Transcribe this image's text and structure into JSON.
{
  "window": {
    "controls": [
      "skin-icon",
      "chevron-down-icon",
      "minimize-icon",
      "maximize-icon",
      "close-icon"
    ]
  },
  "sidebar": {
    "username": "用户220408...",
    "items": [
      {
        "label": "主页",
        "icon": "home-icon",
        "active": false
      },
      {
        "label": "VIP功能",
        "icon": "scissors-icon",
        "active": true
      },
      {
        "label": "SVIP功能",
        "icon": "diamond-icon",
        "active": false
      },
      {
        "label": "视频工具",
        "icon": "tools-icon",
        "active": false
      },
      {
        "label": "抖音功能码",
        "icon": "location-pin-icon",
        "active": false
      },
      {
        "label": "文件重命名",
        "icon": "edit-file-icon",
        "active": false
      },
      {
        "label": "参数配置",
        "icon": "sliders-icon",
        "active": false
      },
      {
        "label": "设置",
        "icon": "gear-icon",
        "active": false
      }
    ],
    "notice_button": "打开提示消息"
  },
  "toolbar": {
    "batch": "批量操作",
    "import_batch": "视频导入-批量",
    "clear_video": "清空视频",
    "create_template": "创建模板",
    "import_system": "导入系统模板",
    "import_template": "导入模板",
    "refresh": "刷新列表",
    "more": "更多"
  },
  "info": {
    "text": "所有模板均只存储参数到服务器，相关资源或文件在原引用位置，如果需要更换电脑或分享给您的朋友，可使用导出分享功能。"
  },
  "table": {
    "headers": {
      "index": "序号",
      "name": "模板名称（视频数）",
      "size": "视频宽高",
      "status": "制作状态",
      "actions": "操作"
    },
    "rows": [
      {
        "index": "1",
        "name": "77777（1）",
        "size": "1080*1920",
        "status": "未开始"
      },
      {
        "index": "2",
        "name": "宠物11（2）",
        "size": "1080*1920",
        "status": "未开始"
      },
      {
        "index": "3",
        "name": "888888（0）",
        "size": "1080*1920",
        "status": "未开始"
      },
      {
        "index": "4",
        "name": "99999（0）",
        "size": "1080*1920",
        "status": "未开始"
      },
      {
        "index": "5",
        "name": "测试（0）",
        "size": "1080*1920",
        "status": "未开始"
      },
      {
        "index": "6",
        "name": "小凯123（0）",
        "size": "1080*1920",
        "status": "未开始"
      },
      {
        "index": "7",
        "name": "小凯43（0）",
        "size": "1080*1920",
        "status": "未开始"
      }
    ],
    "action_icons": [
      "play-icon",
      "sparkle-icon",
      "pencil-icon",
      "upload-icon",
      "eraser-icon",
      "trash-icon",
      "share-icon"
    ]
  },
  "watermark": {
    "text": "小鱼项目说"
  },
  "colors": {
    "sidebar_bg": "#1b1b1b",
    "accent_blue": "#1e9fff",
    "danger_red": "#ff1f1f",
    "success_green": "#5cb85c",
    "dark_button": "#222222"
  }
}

※

> [YOUR TASK]: Copy out the whole listing exactly as written.

> [PROBLEM SOLUTION]:
Transcribe this image's text and structure into JSON.
{
  "window": {
    "controls": [
      "skin-icon",
      "chevron-down-icon",
      "minimize-icon",
      "maximize-icon",
      "close-icon"
    ]
  },
  "sidebar": {
    "username": "用户220408...",
    "items": [
      {
        "label": "主页",
        "icon": "home-icon",
        "active": false
      },
      {
        "label": "VIP功能",
        "icon": "scissors-icon",
        "active": true
      },
      {
        "label": "SVIP功能",
        "icon": "diamond-icon",
        "active": false
      },
      {
        "label": "视频工具",
        "icon": "tools-icon",
        "active": false
      },
      {
        "label": "抖音功能码",
        "icon": "location-pin-icon",
        "active": false
      },
      {
        "label": "文件重命名",
        "icon": "edit-file-icon",
        "active": false
      },
      {
        "label": "参数配置",
        "icon": "sliders-icon",
        "active": false
      },
      {
        "label": "设置",
        "icon": "gear-icon",
        "active": false
      }
    ],
    "notice_button": "打开提示消息"
  },
  "toolbar": {
    "batch": "批量操作",
    "import_batch": "视频导入-批量",
    "clear_video": "清空视频",
    "create_template": "创建模板",
    "import_system": "导入系统模板",
    "import_template": "导入模板",
    "refresh": "刷新列表",
    "more": "更多"
  },
  "info": {
    "text": "所有模板均只存储参数到服务器，相关资源或文件在原引用位置，如果需要更换电脑或分享给您的朋友，可使用导出分享功能。"
  },
  "table": {
    "headers": {
      "index": "序号",
      "name": "模板名称（视频数）",
      "size": "视频宽高",
      "status": "制作状态",
      "actions": "操作"
    },
    "rows": [
      {
        "index": "1",
        "name": "77777（1）",
        "size": "1080*1920",
        "status": "未开始"
      },
      {
        "index": "2",
        "name": "宠物11（2）",
        "size": "1080*1920",
        "status": "未开始"
      },
      {
        "index": "3",
        "name": "888888（0）",
        "size": "1080*1920",
        "status": "未开始"
      },
      {
        "index": "4",
        "name": "99999（0）",
        "size": "1080*1920",
        "status": "未开始"
      },
      {
        "index": "5",
        "name": "测试（0）",
        "size": "1080*1920",
        "status": "未开始"
      },
      {
        "index": "6",
        "name": "小凯123（0）",
        "size": "1080*1920",
        "status": "未开始"
      },
      {
        "index": "7",
        "name": "小凯43（0）",
        "size": "1080*1920",
        "status": "未开始"
      }
    ],
    "action_icons": [
      "play-icon",
      "sparkle-icon",
      "pencil-icon",
      "upload-icon",
      "eraser-icon",
      "trash-icon",
      "share-icon"
    ]
  },
  "watermark": {
    "text": "小鱼项目说"
  },
  "colors": {
    "sidebar_bg": "#1b1b1b",
    "accent_blue": "#1e9fff",
    "danger_red": "#ff1f1f",
    "success_green": "#5cb85c",
    "dark_button": "#222222"
  }
}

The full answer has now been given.